(REQUIREMENTS):
Repeat every record below exactly, leaving out the pictures.

(PROVIDED DATA):
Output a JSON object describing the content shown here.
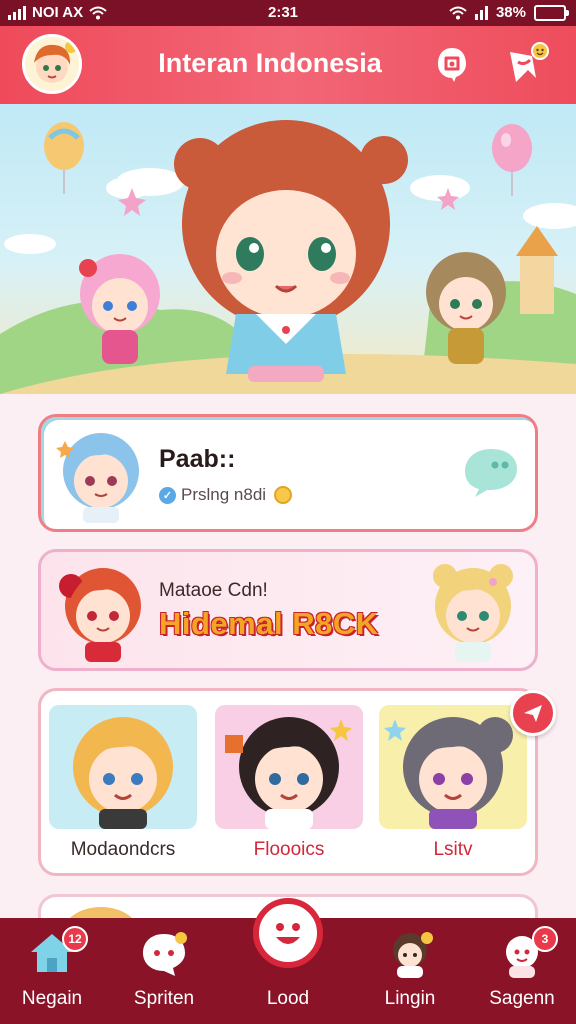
{
  "status_bar": {
    "carrier": "NOI AX",
    "time": "2:31",
    "battery": "38%"
  },
  "header": {
    "title": "Interan Indonesia",
    "avatar_icon": "user-avatar",
    "notification_icon": "bell-icon",
    "promo_icon": "gift-icon",
    "accent": "#ef4a5a"
  },
  "hero": {
    "image": "anime-characters-banner"
  },
  "profile_card": {
    "name": "Paab::",
    "subtitle": "Prslng n8di"
  },
  "event_card": {
    "top_line": "Mataoe Cdn!",
    "headline": "Hidemal R8CK"
  },
  "grid_card": {
    "tiles": [
      {
        "label": "Modaondcrs",
        "color": "#3a2a2a"
      },
      {
        "label": "Floooics",
        "color": "#d2283c"
      },
      {
        "label": "Lsitv",
        "color": "#d2283c"
      }
    ]
  },
  "bottom_nav": {
    "items": [
      {
        "label": "Negain",
        "badge": "12"
      },
      {
        "label": "Spriten",
        "badge": ""
      },
      {
        "label": "Lood",
        "badge": ""
      },
      {
        "label": "Lingin",
        "badge": ""
      },
      {
        "label": "Sagenn",
        "badge": "3"
      }
    ],
    "background": "#8a1328"
  }
}
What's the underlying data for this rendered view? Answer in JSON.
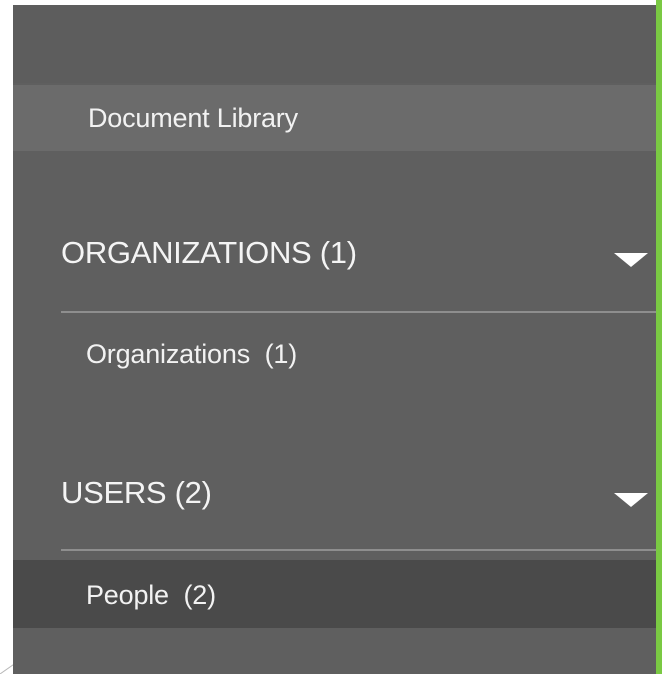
{
  "sidebar": {
    "document_library": {
      "label": "Document Library"
    },
    "sections": [
      {
        "title": "ORGANIZATIONS (1)",
        "icon": "chevron-down-icon",
        "items": [
          {
            "label": "Organizations  (1)"
          }
        ]
      },
      {
        "title": "USERS (2)",
        "icon": "chevron-down-icon",
        "items": [
          {
            "label": "People  (2)",
            "selected": true
          }
        ]
      }
    ]
  },
  "colors": {
    "sidebar_bg": "#5f5f5f",
    "document_library_bg": "#6b6b6b",
    "selected_item_bg": "#4a4a4a",
    "accent": "#7ac943",
    "text": "#f2f2f2"
  }
}
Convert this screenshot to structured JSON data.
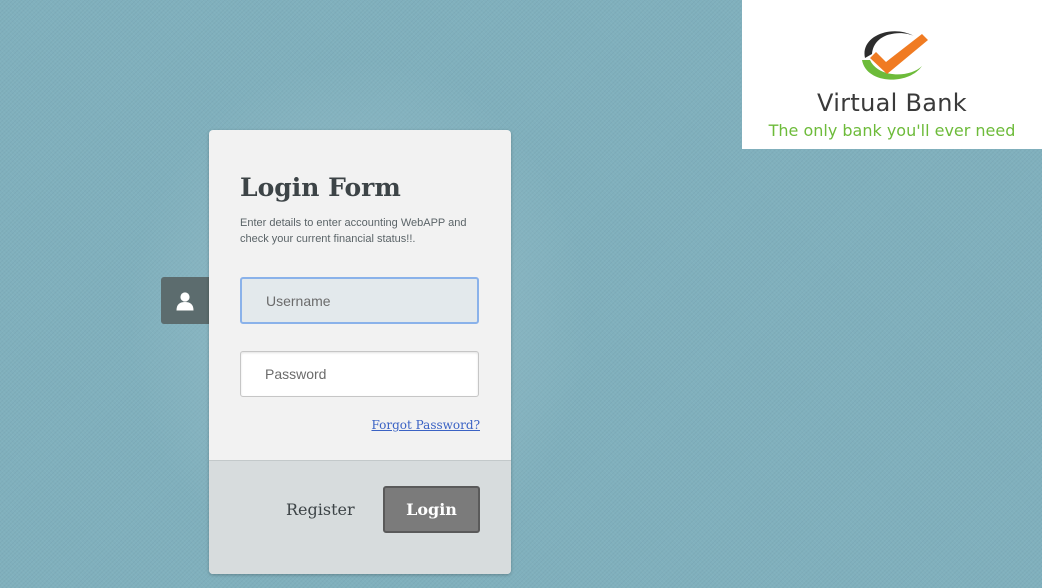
{
  "brand": {
    "name": "Virtual Bank",
    "tagline": "The only bank you'll ever need",
    "logo_icon": "checkmark-swoosh-logo",
    "colors": {
      "checkmark": "#f07b22",
      "swoosh_dark": "#2d2d2d",
      "swoosh_green": "#6dbb3a",
      "tagline": "#6dbb3a"
    }
  },
  "side_tab": {
    "icon": "user-icon"
  },
  "login_form": {
    "title": "Login Form",
    "subtitle": "Enter details to enter accounting WebAPP and check your current financial status!!.",
    "username": {
      "placeholder": "Username",
      "value": ""
    },
    "password": {
      "placeholder": "Password",
      "value": ""
    },
    "forgot_password_label": "Forgot Password?",
    "register_label": "Register",
    "login_label": "Login"
  },
  "colors": {
    "background": "#80b0bd",
    "card": "#f2f2f2",
    "footer": "#d7dcdd",
    "focus_border": "#8ab2ea",
    "link": "#3a62c4",
    "login_button": "#7b7b7b"
  }
}
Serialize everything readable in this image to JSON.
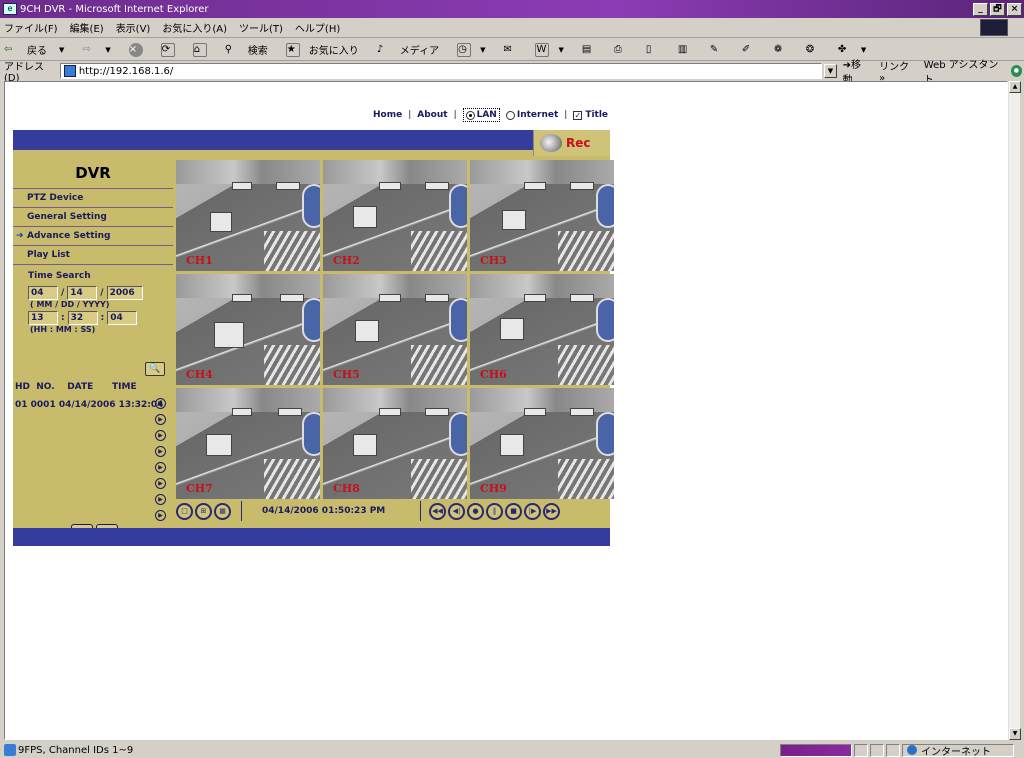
{
  "window": {
    "title": "9CH DVR - Microsoft Internet Explorer",
    "min": "_",
    "max": "🗗",
    "close": "×"
  },
  "menubar": [
    "ファイル(F)",
    "編集(E)",
    "表示(V)",
    "お気に入り(A)",
    "ツール(T)",
    "ヘルプ(H)"
  ],
  "toolbar": {
    "back": "戻る",
    "search": "検索",
    "favorites": "お気に入り",
    "media": "メディア"
  },
  "address": {
    "label": "アドレス(D)",
    "url": "http://192.168.1.6/",
    "go": "移動",
    "links": "リンク »",
    "assistant": "Web アシスタント"
  },
  "nav": {
    "home": "Home",
    "about": "About",
    "lan": "LAN",
    "internet": "Internet",
    "title": "Title",
    "sep": "|"
  },
  "dvr": {
    "heading": "DVR",
    "rec": "Rec",
    "menu": [
      "PTZ Device",
      "General Setting",
      "Advance Setting",
      "Play List"
    ],
    "time_search": "Time Search",
    "date": {
      "mm": "04",
      "dd": "14",
      "yyyy": "2006",
      "slash": "/"
    },
    "date_hint": "( MM / DD / YYYY)",
    "time": {
      "hh": "13",
      "mm": "32",
      "ss": "04",
      "colon": ":"
    },
    "time_hint": "(HH : MM : SS)",
    "list_header": "HD  NO.    DATE      TIME",
    "list_row": "01 0001 04/14/2006 13:32:04",
    "play_symbol": "▶",
    "up": "▲",
    "down": "▼",
    "magnifier": "🔍"
  },
  "channels": [
    "CH1",
    "CH2",
    "CH3",
    "CH4",
    "CH5",
    "CH6",
    "CH7",
    "CH8",
    "CH9"
  ],
  "controls": {
    "clock": "04/14/2006 01:50:23 PM",
    "layout1": "□",
    "layout4": "⊞",
    "layout9": "▦",
    "rewind": "◀◀",
    "stepback": "◀|",
    "record": "●",
    "pause": "‖",
    "stop": "■",
    "step": "|▶",
    "forward": "▶▶"
  },
  "status": {
    "text": "9FPS, Channel IDs 1~9",
    "zone": "インターネット"
  },
  "colors": {
    "accent": "#343c9c",
    "panel": "#c8bc6c",
    "rec": "#c8101a"
  }
}
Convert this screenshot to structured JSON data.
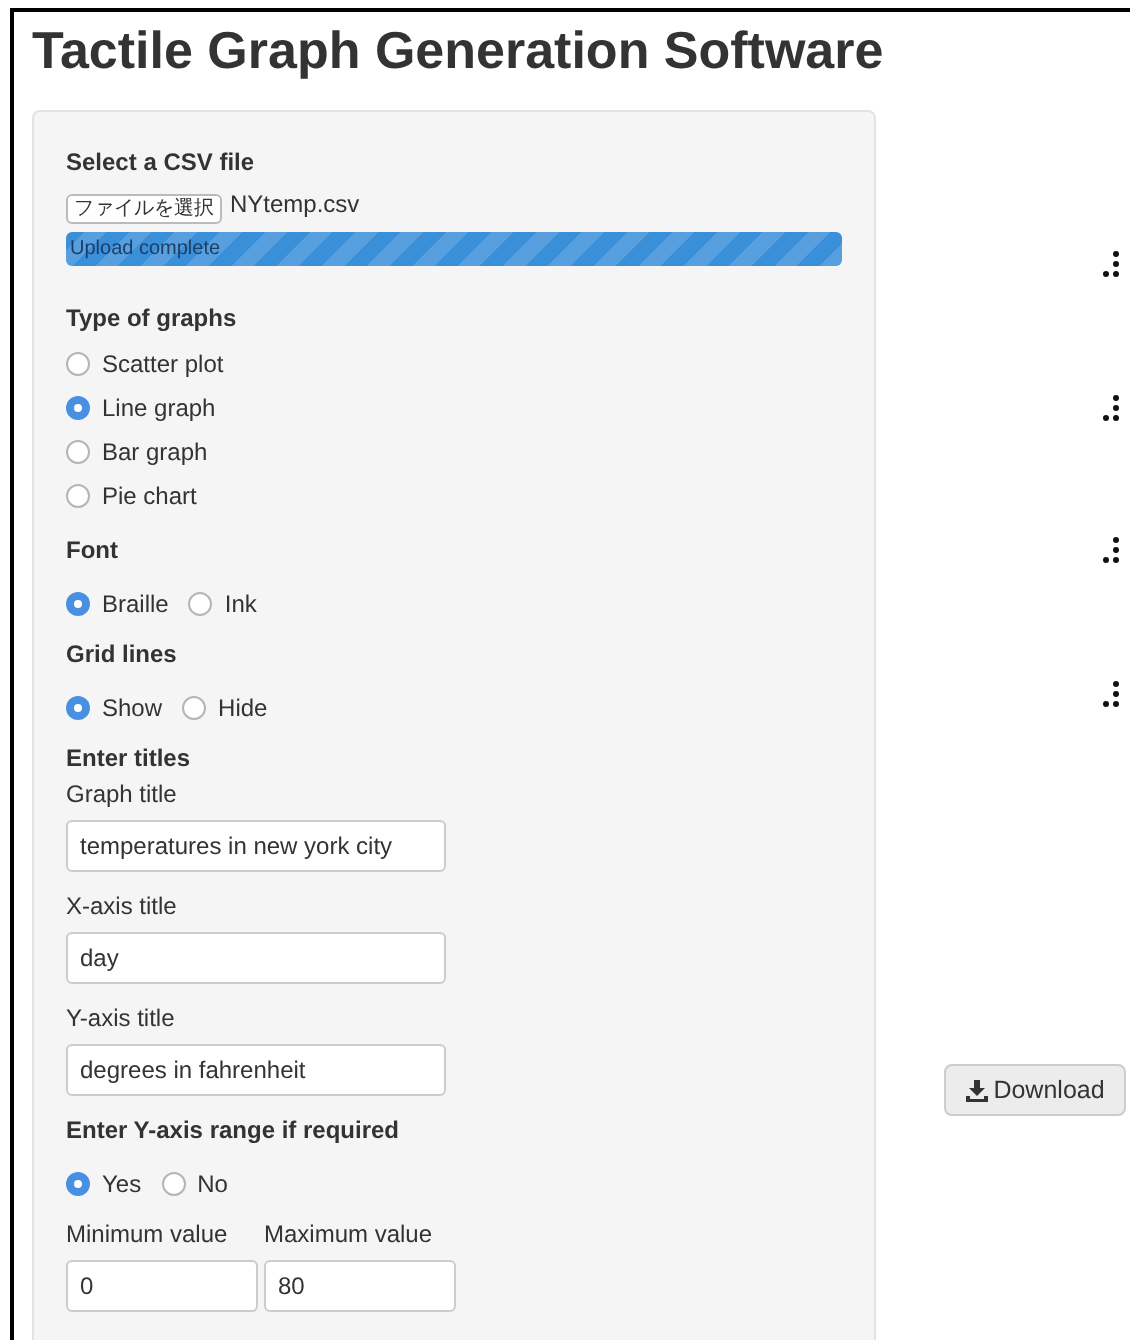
{
  "title": "Tactile Graph Generation Software",
  "file_input": {
    "label": "Select a CSV file",
    "button_label": "ファイルを選択",
    "file_name": "NYtemp.csv",
    "progress": {
      "label": "Upload complete",
      "level": 1
    }
  },
  "graph_type": {
    "label": "Type of graphs",
    "options": [
      {
        "label": "Scatter plot",
        "selected": false
      },
      {
        "label": "Line graph",
        "selected": true
      },
      {
        "label": "Bar graph",
        "selected": false
      },
      {
        "label": "Pie chart",
        "selected": false
      }
    ]
  },
  "font": {
    "label": "Font",
    "options": [
      {
        "label": "Braille",
        "selected": true
      },
      {
        "label": "Ink",
        "selected": false
      }
    ]
  },
  "grid_lines": {
    "label": "Grid lines",
    "options": [
      {
        "label": "Show",
        "selected": true
      },
      {
        "label": "Hide",
        "selected": false
      }
    ]
  },
  "titles": {
    "label": "Enter titles",
    "fields": [
      {
        "label": "Graph title",
        "value": "temperatures in new york city"
      },
      {
        "label": "X-axis title",
        "value": "day"
      },
      {
        "label": "Y-axis title",
        "value": "degrees in fahrenheit"
      }
    ]
  },
  "y_range": {
    "label": "Enter Y-axis range if required",
    "options": [
      {
        "label": "Yes",
        "selected": true
      },
      {
        "label": "No",
        "selected": false
      }
    ],
    "fields": [
      {
        "label": "Minimum value",
        "value": "0"
      },
      {
        "label": "Maximum value",
        "value": "80"
      }
    ]
  },
  "download_button": "Download"
}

(EXERCISE ANSWER):
Output a JSON object describing the content shown here.
{
  "status_bar": {
    "carrier": "NOI AX",
    "time": "2:31",
    "battery": "38%"
  },
  "header": {
    "title": "Interan Indonesia",
    "avatar_icon": "user-avatar",
    "notification_icon": "bell-icon",
    "promo_icon": "gift-icon",
    "accent": "#ef4a5a"
  },
  "hero": {
    "image": "anime-characters-banner"
  },
  "profile_card": {
    "name": "Paab::",
    "subtitle": "Prslng n8di"
  },
  "event_card": {
    "top_line": "Mataoe Cdn!",
    "headline": "Hidemal R8CK"
  },
  "grid_card": {
    "tiles": [
      {
        "label": "Modaondcrs",
        "color": "#3a2a2a"
      },
      {
        "label": "Floooics",
        "color": "#d2283c"
      },
      {
        "label": "Lsitv",
        "color": "#d2283c"
      }
    ]
  },
  "bottom_nav": {
    "items": [
      {
        "label": "Negain",
        "badge": "12"
      },
      {
        "label": "Spriten",
        "badge": ""
      },
      {
        "label": "Lood",
        "badge": ""
      },
      {
        "label": "Lingin",
        "badge": ""
      },
      {
        "label": "Sagenn",
        "badge": "3"
      }
    ],
    "background": "#8a1328"
  }
}
What's the underlying data for this rendered view? Answer in JSON.
{
  "sidebar": {
    "document_library": {
      "label": "Document Library"
    },
    "sections": [
      {
        "title": "ORGANIZATIONS (1)",
        "icon": "chevron-down-icon",
        "items": [
          {
            "label": "Organizations  (1)"
          }
        ]
      },
      {
        "title": "USERS (2)",
        "icon": "chevron-down-icon",
        "items": [
          {
            "label": "People  (2)",
            "selected": true
          }
        ]
      }
    ]
  },
  "colors": {
    "sidebar_bg": "#5f5f5f",
    "document_library_bg": "#6b6b6b",
    "selected_item_bg": "#4a4a4a",
    "accent": "#7ac943",
    "text": "#f2f2f2"
  }
}
Convert this screenshot to structured JSON data.
{
  "brand": {
    "name": "Virtual Bank",
    "tagline": "The only bank you'll ever need",
    "logo_icon": "checkmark-swoosh-logo",
    "colors": {
      "checkmark": "#f07b22",
      "swoosh_dark": "#2d2d2d",
      "swoosh_green": "#6dbb3a",
      "tagline": "#6dbb3a"
    }
  },
  "side_tab": {
    "icon": "user-icon"
  },
  "login_form": {
    "title": "Login Form",
    "subtitle": "Enter details to enter accounting WebAPP and check your current financial status!!.",
    "username": {
      "placeholder": "Username",
      "value": ""
    },
    "password": {
      "placeholder": "Password",
      "value": ""
    },
    "forgot_password_label": "Forgot Password?",
    "register_label": "Register",
    "login_label": "Login"
  },
  "colors": {
    "background": "#80b0bd",
    "card": "#f2f2f2",
    "footer": "#d7dcdd",
    "focus_border": "#8ab2ea",
    "link": "#3a62c4",
    "login_button": "#7b7b7b"
  }
}
Serialize everything readable in this image to JSON.
{
  "window": {
    "title": "9CH DVR - Microsoft Internet Explorer",
    "min": "_",
    "max": "🗗",
    "close": "×"
  },
  "menubar": [
    "ファイル(F)",
    "編集(E)",
    "表示(V)",
    "お気に入り(A)",
    "ツール(T)",
    "ヘルプ(H)"
  ],
  "toolbar": {
    "back": "戻る",
    "search": "検索",
    "favorites": "お気に入り",
    "media": "メディア"
  },
  "address": {
    "label": "アドレス(D)",
    "url": "http://192.168.1.6/",
    "go": "移動",
    "links": "リンク »",
    "assistant": "Web アシスタント"
  },
  "nav": {
    "home": "Home",
    "about": "About",
    "lan": "LAN",
    "internet": "Internet",
    "title": "Title",
    "sep": "|"
  },
  "dvr": {
    "heading": "DVR",
    "rec": "Rec",
    "menu": [
      "PTZ Device",
      "General Setting",
      "Advance Setting",
      "Play List"
    ],
    "time_search": "Time Search",
    "date": {
      "mm": "04",
      "dd": "14",
      "yyyy": "2006",
      "slash": "/"
    },
    "date_hint": "( MM / DD / YYYY)",
    "time": {
      "hh": "13",
      "mm": "32",
      "ss": "04",
      "colon": ":"
    },
    "time_hint": "(HH : MM : SS)",
    "list_header": "HD  NO.    DATE      TIME",
    "list_row": "01 0001 04/14/2006 13:32:04",
    "play_symbol": "▶",
    "up": "▲",
    "down": "▼",
    "magnifier": "🔍"
  },
  "channels": [
    "CH1",
    "CH2",
    "CH3",
    "CH4",
    "CH5",
    "CH6",
    "CH7",
    "CH8",
    "CH9"
  ],
  "controls": {
    "clock": "04/14/2006 01:50:23 PM",
    "layout1": "□",
    "layout4": "⊞",
    "layout9": "▦",
    "rewind": "◀◀",
    "stepback": "◀|",
    "record": "●",
    "pause": "‖",
    "stop": "■",
    "step": "|▶",
    "forward": "▶▶"
  },
  "status": {
    "text": "9FPS, Channel IDs 1~9",
    "zone": "インターネット"
  },
  "colors": {
    "accent": "#343c9c",
    "panel": "#c8bc6c",
    "rec": "#c8101a"
  }
}
Convert this screenshot to structured JSON data.
{
  "title": "Tactile Graph Generation Software",
  "file_input": {
    "label": "Select a CSV file",
    "button_label": "ファイルを選択",
    "file_name": "NYtemp.csv",
    "progress": {
      "label": "Upload complete",
      "level": 1
    }
  },
  "graph_type": {
    "label": "Type of graphs",
    "options": [
      {
        "label": "Scatter plot",
        "selected": false
      },
      {
        "label": "Line graph",
        "selected": true
      },
      {
        "label": "Bar graph",
        "selected": false
      },
      {
        "label": "Pie chart",
        "selected": false
      }
    ]
  },
  "font": {
    "label": "Font",
    "options": [
      {
        "label": "Braille",
        "selected": true
      },
      {
        "label": "Ink",
        "selected": false
      }
    ]
  },
  "grid_lines": {
    "label": "Grid lines",
    "options": [
      {
        "label": "Show",
        "selected": true
      },
      {
        "label": "Hide",
        "selected": false
      }
    ]
  },
  "titles": {
    "label": "Enter titles",
    "fields": [
      {
        "label": "Graph title",
        "value": "temperatures in new york city"
      },
      {
        "label": "X-axis title",
        "value": "day"
      },
      {
        "label": "Y-axis title",
        "value": "degrees in fahrenheit"
      }
    ]
  },
  "y_range": {
    "label": "Enter Y-axis range if required",
    "options": [
      {
        "label": "Yes",
        "selected": true
      },
      {
        "label": "No",
        "selected": false
      }
    ],
    "fields": [
      {
        "label": "Minimum value",
        "value": "0"
      },
      {
        "label": "Maximum value",
        "value": "80"
      }
    ]
  },
  "download_button": "Download"
}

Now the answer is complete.